**Aim of the exercise:** Using the material below, copy every line where "mask" appears.

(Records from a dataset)
>>>>>

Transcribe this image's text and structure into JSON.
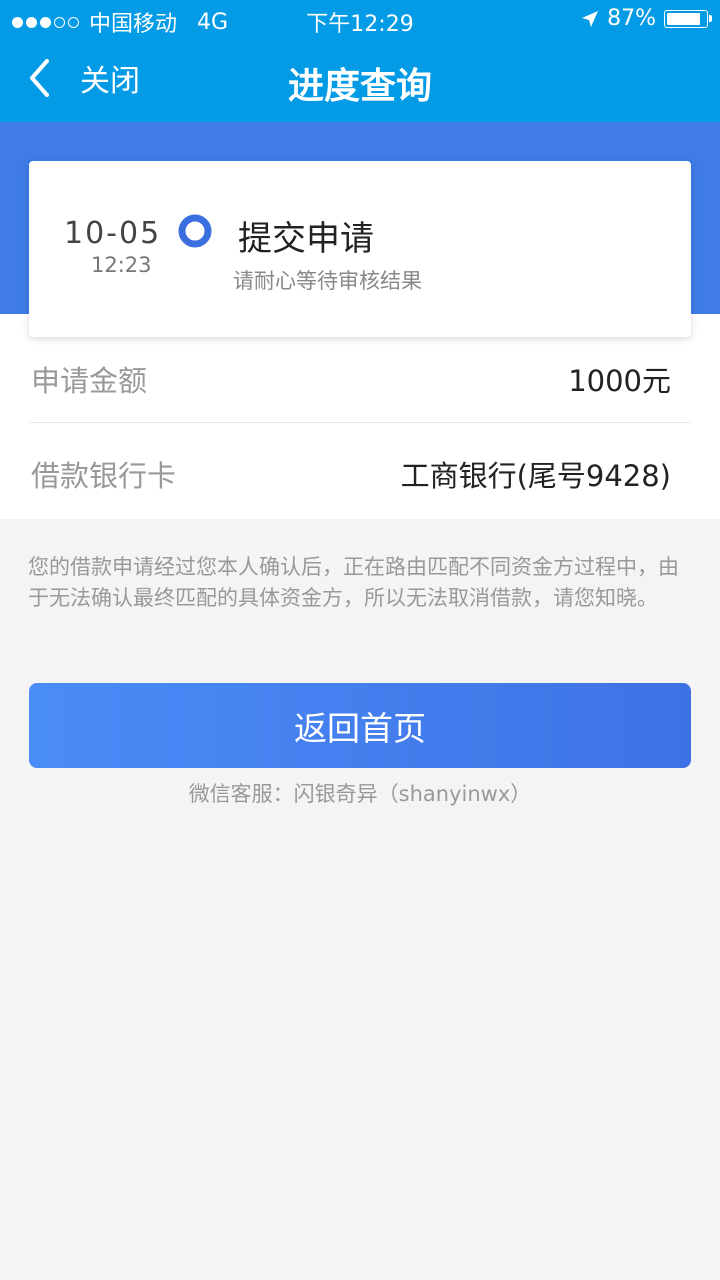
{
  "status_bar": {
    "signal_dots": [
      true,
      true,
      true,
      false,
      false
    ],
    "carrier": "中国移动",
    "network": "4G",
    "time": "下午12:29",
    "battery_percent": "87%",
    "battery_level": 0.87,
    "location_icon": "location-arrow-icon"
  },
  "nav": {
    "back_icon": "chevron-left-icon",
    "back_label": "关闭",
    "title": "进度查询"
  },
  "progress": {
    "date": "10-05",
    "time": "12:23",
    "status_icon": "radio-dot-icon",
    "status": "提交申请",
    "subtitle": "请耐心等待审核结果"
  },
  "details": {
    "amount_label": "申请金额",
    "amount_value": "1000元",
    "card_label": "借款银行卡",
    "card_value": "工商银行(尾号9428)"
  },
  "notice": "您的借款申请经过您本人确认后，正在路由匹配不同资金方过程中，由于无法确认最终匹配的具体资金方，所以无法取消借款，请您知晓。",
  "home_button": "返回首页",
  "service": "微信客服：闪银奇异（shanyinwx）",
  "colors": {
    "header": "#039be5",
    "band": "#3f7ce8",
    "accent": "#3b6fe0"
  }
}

<<<<<
>>>>>

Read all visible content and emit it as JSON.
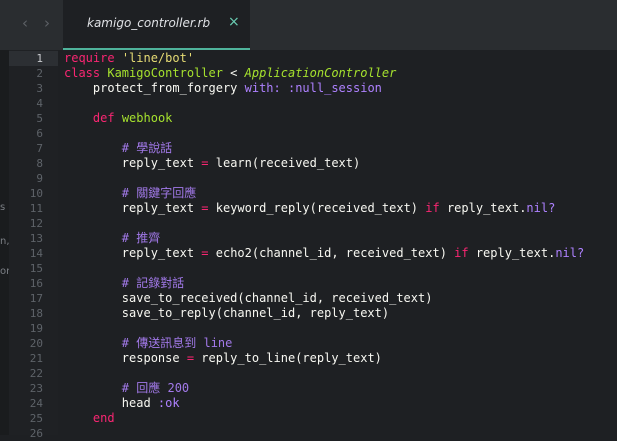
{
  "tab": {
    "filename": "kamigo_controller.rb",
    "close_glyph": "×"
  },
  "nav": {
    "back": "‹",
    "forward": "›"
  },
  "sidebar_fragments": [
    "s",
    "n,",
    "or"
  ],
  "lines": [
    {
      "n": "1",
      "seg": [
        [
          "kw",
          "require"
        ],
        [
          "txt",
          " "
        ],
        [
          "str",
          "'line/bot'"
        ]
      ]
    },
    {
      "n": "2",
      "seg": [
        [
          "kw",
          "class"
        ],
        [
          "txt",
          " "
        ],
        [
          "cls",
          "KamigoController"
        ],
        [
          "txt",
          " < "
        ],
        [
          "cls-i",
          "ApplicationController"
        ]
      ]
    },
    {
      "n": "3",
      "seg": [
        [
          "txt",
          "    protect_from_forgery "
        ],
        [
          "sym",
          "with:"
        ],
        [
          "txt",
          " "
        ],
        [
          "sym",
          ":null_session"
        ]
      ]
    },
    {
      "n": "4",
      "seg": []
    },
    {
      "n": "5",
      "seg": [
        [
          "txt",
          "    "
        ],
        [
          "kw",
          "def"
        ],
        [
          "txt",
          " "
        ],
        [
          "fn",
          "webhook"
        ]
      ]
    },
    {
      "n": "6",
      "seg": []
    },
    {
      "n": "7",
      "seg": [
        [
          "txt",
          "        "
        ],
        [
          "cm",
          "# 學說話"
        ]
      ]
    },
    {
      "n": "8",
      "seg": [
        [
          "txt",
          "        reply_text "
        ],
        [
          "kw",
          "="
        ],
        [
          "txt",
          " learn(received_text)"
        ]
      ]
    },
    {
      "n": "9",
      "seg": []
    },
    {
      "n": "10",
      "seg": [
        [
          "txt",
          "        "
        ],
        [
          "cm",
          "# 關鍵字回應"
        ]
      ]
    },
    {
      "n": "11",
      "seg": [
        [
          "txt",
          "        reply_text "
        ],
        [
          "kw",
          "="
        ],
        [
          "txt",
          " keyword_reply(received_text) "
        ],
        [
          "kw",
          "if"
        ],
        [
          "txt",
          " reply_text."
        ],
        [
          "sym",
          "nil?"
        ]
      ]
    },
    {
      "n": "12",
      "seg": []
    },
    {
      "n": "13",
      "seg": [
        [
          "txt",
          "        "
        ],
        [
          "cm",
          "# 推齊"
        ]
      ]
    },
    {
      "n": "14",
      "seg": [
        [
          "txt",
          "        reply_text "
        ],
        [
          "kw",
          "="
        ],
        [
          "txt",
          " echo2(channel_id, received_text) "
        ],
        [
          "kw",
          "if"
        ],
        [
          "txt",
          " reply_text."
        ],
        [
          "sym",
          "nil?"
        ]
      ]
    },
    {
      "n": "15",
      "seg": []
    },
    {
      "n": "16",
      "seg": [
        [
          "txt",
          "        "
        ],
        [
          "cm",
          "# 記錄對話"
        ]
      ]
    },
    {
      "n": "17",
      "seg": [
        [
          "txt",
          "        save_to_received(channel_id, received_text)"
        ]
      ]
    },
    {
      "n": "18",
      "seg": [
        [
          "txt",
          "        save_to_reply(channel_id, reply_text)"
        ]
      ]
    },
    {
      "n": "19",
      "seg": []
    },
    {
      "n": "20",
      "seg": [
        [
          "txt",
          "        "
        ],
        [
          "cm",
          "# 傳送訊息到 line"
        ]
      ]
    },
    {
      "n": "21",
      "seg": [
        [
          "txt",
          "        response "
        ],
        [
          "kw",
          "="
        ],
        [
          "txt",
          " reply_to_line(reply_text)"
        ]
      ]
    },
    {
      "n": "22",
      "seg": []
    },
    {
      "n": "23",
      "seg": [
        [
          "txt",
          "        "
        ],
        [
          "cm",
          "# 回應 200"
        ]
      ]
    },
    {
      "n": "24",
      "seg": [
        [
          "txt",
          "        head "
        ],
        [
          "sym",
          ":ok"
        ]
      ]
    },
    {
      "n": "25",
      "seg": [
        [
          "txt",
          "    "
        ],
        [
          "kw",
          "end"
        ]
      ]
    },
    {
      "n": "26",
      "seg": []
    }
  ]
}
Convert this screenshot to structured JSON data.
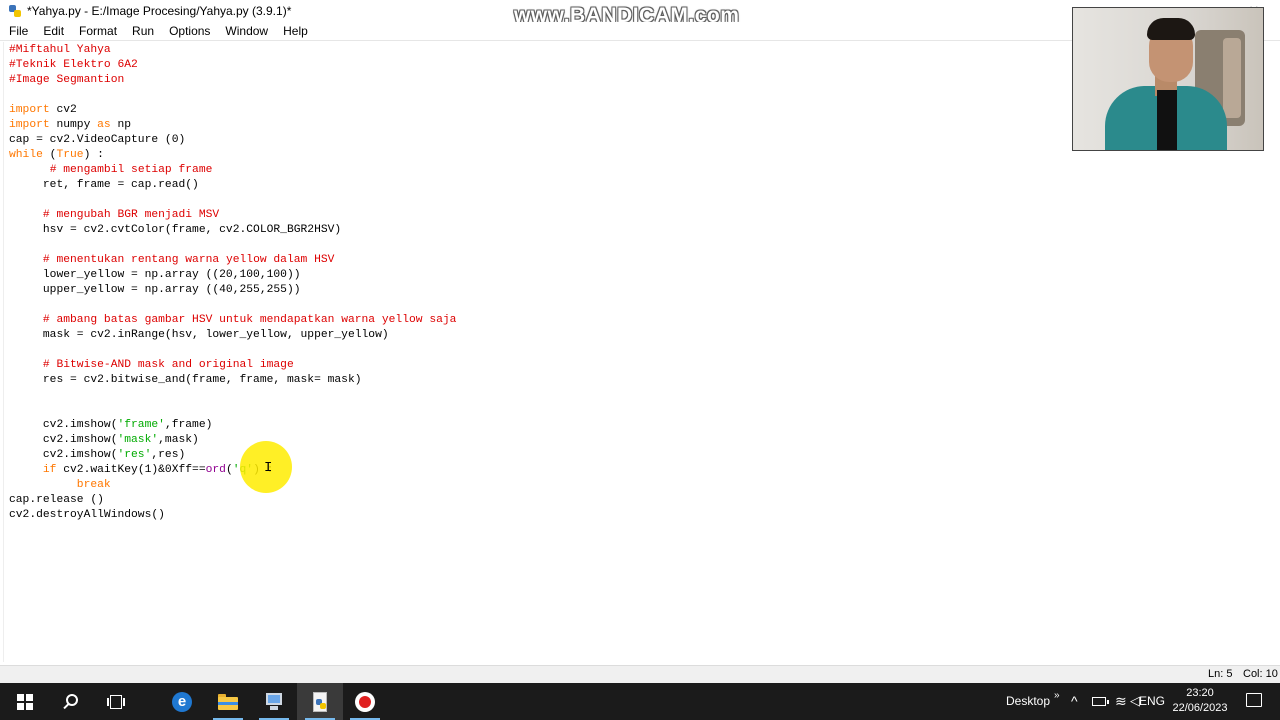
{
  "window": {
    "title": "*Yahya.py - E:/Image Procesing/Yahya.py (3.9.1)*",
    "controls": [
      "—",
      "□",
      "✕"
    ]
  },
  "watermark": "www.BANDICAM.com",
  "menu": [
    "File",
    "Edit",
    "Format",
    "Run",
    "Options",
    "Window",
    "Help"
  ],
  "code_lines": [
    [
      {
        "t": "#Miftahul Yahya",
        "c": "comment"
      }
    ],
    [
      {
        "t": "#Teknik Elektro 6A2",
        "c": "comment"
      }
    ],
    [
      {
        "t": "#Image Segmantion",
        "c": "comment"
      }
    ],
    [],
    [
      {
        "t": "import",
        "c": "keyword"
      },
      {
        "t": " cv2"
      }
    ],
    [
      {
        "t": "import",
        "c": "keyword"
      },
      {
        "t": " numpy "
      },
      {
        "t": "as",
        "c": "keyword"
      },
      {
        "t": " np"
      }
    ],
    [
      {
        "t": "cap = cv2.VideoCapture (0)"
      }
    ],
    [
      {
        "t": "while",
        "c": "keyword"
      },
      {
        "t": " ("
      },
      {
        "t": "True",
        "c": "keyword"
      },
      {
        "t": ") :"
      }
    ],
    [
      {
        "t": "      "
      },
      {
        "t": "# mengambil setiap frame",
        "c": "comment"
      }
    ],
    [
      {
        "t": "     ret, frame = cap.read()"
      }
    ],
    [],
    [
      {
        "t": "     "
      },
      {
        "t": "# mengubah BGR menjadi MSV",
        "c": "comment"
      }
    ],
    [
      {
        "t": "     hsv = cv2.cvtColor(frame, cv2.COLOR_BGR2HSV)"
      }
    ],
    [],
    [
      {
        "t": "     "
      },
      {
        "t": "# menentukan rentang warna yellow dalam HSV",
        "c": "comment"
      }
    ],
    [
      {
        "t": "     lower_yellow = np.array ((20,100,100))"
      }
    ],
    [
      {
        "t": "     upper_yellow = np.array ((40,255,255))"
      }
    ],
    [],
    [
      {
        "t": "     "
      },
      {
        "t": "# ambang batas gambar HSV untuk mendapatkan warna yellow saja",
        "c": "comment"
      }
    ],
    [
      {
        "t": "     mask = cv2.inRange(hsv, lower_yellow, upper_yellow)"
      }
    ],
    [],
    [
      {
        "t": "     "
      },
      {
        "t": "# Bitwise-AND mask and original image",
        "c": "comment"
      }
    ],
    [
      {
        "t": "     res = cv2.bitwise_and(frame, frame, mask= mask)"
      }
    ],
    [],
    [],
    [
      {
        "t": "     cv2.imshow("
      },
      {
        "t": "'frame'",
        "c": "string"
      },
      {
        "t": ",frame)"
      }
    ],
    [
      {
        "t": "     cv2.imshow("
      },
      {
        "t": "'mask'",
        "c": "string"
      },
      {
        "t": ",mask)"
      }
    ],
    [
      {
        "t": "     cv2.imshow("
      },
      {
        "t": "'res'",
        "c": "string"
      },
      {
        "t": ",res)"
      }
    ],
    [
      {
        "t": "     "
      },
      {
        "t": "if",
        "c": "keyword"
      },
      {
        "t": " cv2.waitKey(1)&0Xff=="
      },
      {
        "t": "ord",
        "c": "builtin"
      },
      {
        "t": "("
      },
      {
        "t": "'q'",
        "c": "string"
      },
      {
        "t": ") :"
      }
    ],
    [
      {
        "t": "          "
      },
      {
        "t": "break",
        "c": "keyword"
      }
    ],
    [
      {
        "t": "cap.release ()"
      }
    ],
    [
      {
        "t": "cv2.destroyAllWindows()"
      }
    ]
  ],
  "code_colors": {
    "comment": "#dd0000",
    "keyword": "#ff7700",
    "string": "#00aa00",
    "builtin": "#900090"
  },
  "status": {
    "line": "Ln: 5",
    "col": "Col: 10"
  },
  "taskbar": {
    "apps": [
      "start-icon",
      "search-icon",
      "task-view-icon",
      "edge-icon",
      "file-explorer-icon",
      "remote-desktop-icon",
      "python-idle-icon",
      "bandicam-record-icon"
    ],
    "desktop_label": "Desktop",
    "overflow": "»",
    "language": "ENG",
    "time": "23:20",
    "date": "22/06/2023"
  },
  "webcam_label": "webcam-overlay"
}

<<<<<
>>>>>

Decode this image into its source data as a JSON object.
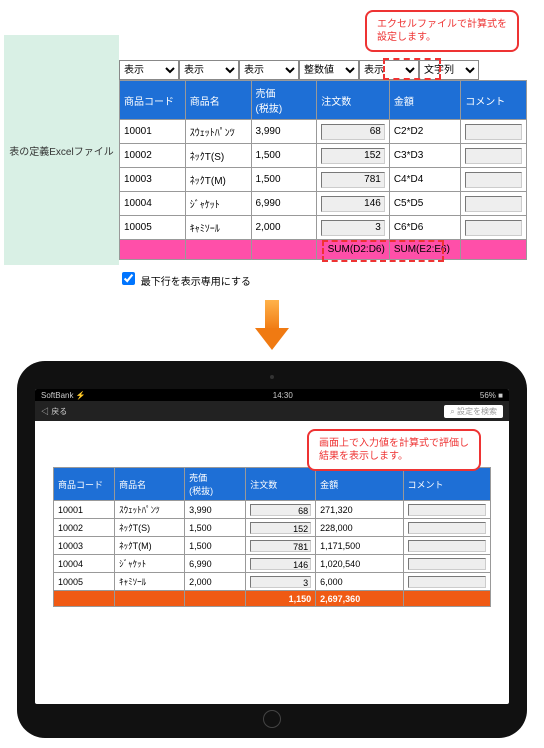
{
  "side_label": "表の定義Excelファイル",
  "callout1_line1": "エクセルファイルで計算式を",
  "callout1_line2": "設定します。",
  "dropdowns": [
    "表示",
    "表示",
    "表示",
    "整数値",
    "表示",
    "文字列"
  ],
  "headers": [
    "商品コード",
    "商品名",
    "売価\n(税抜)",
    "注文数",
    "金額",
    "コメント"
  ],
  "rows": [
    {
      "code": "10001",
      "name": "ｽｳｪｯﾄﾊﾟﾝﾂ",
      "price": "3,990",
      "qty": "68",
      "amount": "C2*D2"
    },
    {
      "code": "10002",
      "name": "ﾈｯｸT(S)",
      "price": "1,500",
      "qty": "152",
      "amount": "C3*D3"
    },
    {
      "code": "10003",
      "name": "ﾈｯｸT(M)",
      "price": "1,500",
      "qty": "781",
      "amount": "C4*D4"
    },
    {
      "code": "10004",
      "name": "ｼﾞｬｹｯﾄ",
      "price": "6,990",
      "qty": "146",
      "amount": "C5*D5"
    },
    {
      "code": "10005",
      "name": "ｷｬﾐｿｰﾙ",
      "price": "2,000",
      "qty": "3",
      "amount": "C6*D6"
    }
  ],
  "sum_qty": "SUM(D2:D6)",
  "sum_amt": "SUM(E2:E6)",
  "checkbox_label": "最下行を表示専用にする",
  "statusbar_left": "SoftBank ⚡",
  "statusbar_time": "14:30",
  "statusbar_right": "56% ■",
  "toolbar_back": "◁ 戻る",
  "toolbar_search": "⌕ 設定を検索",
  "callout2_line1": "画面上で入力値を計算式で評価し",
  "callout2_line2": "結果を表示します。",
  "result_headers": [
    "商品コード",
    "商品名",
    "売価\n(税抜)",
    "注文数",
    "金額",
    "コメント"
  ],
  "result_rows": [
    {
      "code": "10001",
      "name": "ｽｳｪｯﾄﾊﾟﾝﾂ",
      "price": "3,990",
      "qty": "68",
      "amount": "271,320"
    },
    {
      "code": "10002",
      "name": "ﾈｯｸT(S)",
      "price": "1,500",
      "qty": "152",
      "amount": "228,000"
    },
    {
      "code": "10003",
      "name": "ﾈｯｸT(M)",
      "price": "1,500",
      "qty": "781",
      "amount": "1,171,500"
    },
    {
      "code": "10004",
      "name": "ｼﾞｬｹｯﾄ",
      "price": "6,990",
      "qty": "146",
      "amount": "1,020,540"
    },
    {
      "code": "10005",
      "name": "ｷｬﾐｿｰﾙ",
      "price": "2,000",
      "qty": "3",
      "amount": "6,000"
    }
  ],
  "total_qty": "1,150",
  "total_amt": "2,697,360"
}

<<<<<

**Result of the task:**
        "t": "     mask = cv2.inRange(hsv, lower_yellow, upper_yellow)"
        "t": "# Bitwise-AND mask and original image",
        "t": "     res = cv2.bitwise_and(frame, frame, mask= mask)"
        "t": "'mask'",
        "t": ",mask)"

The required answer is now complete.